▶ **Exercise goal**
Copy out, unchanged, the lines of the data between the one holding "x-tick-label: ALP bbox=[334, 389, 341, 403]" and the one holding "panel-label: B bbox=[5, 262, 21, 287]", both included.

Saved data entries:
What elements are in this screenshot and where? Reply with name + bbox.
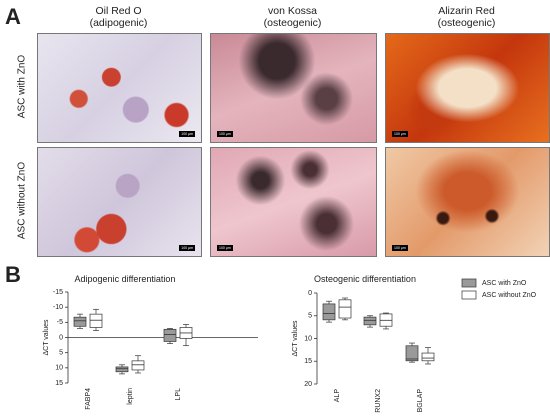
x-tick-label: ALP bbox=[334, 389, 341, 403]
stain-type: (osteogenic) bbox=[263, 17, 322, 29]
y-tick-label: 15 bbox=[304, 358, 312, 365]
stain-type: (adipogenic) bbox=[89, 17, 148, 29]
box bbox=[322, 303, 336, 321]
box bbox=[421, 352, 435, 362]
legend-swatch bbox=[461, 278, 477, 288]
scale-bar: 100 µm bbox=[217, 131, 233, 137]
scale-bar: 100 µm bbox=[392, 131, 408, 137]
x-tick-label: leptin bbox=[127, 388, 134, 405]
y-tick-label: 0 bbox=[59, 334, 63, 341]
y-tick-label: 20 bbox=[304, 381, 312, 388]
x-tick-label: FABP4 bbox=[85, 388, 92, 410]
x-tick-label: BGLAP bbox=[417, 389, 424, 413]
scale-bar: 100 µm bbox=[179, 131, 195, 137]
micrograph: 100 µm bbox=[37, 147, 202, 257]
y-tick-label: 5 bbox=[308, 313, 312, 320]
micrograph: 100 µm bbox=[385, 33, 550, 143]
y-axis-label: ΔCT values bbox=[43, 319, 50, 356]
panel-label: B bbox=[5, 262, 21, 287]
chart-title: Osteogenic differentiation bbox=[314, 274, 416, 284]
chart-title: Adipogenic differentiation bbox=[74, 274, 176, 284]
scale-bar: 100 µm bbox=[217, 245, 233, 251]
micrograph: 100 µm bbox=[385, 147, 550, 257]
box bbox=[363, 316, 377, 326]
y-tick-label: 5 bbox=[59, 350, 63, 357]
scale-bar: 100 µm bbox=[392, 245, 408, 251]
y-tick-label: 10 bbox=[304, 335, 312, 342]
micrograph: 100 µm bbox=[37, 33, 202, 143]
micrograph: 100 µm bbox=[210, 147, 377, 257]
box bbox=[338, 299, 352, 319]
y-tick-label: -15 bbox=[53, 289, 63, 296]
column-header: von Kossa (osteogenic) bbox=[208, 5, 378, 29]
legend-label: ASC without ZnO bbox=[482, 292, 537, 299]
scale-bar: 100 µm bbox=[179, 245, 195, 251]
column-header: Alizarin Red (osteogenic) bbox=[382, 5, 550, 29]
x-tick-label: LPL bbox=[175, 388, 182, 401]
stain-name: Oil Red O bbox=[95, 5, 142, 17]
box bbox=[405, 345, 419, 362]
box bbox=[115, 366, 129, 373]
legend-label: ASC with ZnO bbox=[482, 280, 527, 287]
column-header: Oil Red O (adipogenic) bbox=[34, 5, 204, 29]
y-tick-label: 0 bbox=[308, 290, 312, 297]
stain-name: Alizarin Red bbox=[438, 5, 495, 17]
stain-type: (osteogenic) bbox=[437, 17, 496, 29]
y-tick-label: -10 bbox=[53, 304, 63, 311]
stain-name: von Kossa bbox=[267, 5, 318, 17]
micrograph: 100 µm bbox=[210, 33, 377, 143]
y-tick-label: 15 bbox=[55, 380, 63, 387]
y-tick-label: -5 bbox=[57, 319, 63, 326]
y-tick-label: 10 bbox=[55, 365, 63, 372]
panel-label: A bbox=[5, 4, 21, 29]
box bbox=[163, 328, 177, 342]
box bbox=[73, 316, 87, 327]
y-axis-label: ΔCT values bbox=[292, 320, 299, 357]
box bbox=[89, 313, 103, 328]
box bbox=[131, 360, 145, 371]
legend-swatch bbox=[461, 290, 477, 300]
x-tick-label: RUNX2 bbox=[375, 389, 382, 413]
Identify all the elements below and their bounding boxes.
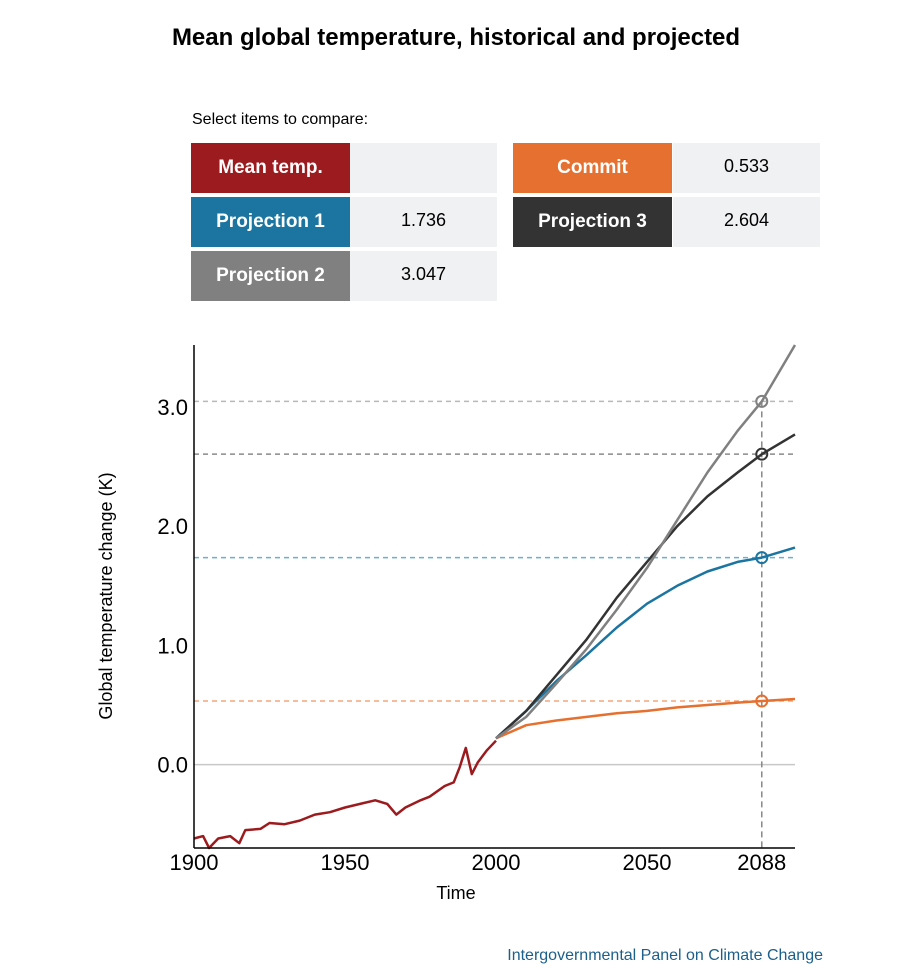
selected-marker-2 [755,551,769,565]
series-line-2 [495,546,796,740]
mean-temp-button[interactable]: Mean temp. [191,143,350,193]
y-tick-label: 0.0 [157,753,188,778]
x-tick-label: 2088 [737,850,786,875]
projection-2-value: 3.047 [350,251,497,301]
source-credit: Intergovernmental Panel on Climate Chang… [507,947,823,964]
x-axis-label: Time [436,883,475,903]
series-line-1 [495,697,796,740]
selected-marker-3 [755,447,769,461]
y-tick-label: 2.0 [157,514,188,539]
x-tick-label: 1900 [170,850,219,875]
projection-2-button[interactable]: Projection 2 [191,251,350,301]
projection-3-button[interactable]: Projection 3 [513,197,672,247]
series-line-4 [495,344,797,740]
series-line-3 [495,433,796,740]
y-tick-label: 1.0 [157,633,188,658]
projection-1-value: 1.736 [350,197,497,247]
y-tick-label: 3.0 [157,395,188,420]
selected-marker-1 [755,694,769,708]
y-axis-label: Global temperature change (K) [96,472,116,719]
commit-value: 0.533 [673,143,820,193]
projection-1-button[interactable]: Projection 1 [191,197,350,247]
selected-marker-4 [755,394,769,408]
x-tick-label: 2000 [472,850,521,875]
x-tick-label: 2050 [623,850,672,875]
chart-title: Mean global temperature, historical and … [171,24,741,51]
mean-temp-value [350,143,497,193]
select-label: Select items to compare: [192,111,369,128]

▶ **Full solution**
x-tick-label: ALP bbox=[334, 389, 341, 403]
stain-type: (osteogenic) bbox=[263, 17, 322, 29]
y-tick-label: 15 bbox=[304, 358, 312, 365]
stain-type: (adipogenic) bbox=[89, 17, 148, 29]
box bbox=[322, 303, 336, 321]
box bbox=[421, 352, 435, 362]
legend-swatch bbox=[461, 278, 477, 288]
scale-bar: 100 µm bbox=[217, 131, 233, 137]
scale-bar: 100 µm bbox=[392, 131, 408, 137]
x-tick-label: leptin bbox=[127, 388, 134, 405]
y-tick-label: 0 bbox=[59, 334, 63, 341]
y-tick-label: 20 bbox=[304, 381, 312, 388]
x-tick-label: FABP4 bbox=[85, 388, 92, 410]
x-tick-label: BGLAP bbox=[417, 389, 424, 413]
scale-bar: 100 µm bbox=[179, 131, 195, 137]
micrograph: 100 µm bbox=[37, 147, 202, 257]
y-tick-label: 5 bbox=[308, 313, 312, 320]
micrograph: 100 µm bbox=[385, 33, 550, 143]
y-axis-label: ΔCT values bbox=[43, 319, 50, 356]
panel-label: B bbox=[5, 262, 21, 287]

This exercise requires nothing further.